### Stated goal
Go through the lines below and copy each one that holds the string "structures".

Data excerpts
┌────────

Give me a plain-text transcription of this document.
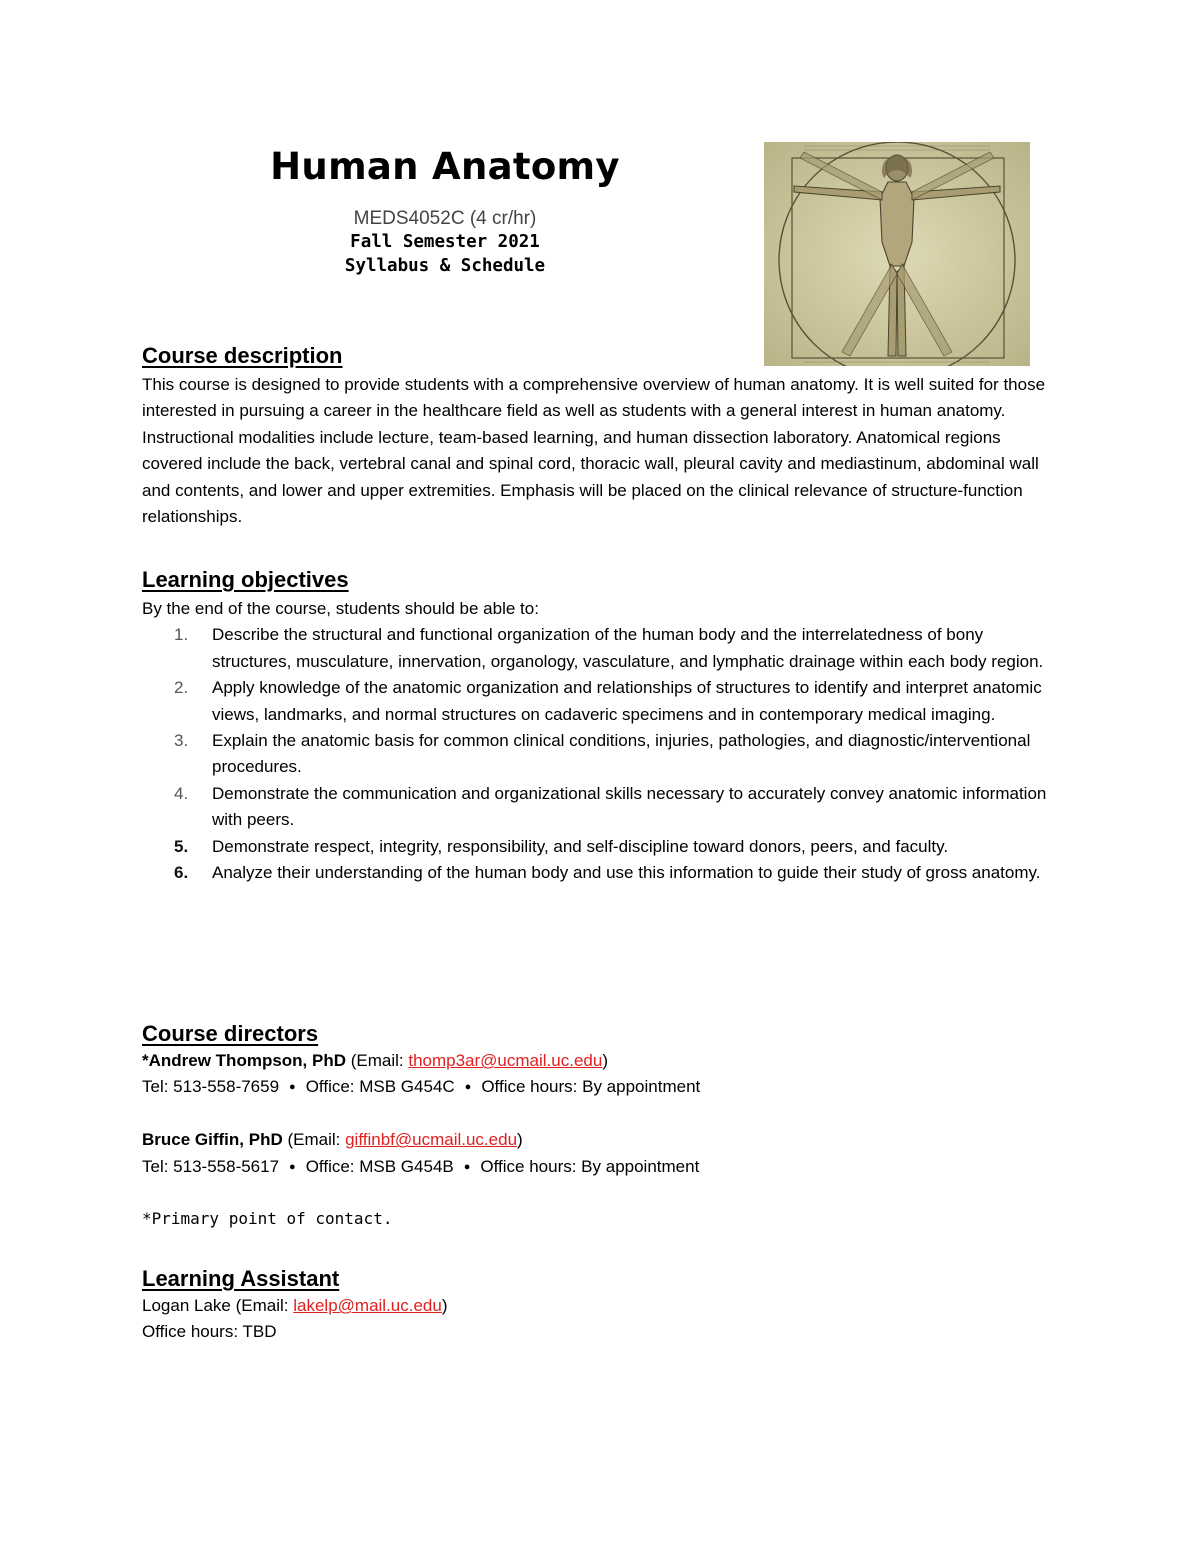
Human Anatomy
MEDS4052C (4 cr/hr)
Fall Semester 2021
Syllabus & Schedule
Course description

This course is designed to provide students with a comprehensive overview of human anatomy. It is well suited for those interested in pursuing a career in the healthcare field as well as students with a general interest in human anatomy. Instructional modalities include lecture, team-based learning, and human dissection laboratory. Anatomical regions covered include the back, vertebral canal and spinal cord, thoracic wall, pleural cavity and mediastinum, abdominal wall and contents, and lower and upper extremities. Emphasis will be placed on the clinical relevance of structure-function relationships.

Learning objectives

By the end of the course, students should be able to:

1. Describe the structural and functional organization of the human body and the interrelatedness of bony structures, musculature, innervation, organology, vasculature, and lymphatic drainage within each body region.
2. Apply knowledge of the anatomic organization and relationships of structures to identify and interpret anatomic views, landmarks, and normal structures on cadaveric specimens and in contemporary medical imaging.
3. Explain the anatomic basis for common clinical conditions, injuries, pathologies, and diagnostic/interventional procedures.
4. Demonstrate the communication and organizational skills necessary to accurately convey anatomic information with peers.
5. Demonstrate respect, integrity, responsibility, and self-discipline toward donors, peers, and faculty.
6. Analyze their understanding of the human body and use this information to guide their study of gross anatomy.
Course directors

*Andrew Thompson, PhD (Email: thomp3ar@ucmail.uc.edu)

Tel: 513-558-7659 ● Office: MSB G454C ● Office hours: By appointment

Bruce Giffin, PhD (Email: giffinbf@ucmail.uc.edu)

Tel: 513-558-5617 ● Office: MSB G454B ● Office hours: By appointment

*Primary point of contact.

Learning Assistant

Logan Lake (Email: lakelp@mail.uc.edu)

Office hours: TBD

└────────

### Task output
1. Describe the structural and functional organization of the human body and the interrelatedness of bony structures, musculature, innervation, organology, vasculature, and lymphatic drainage within each body region.
2. Apply knowledge of the anatomic organization and relationships of structures to identify and interpret anatomic views, landmarks, and normal structures on cadaveric specimens and in contemporary medical imaging.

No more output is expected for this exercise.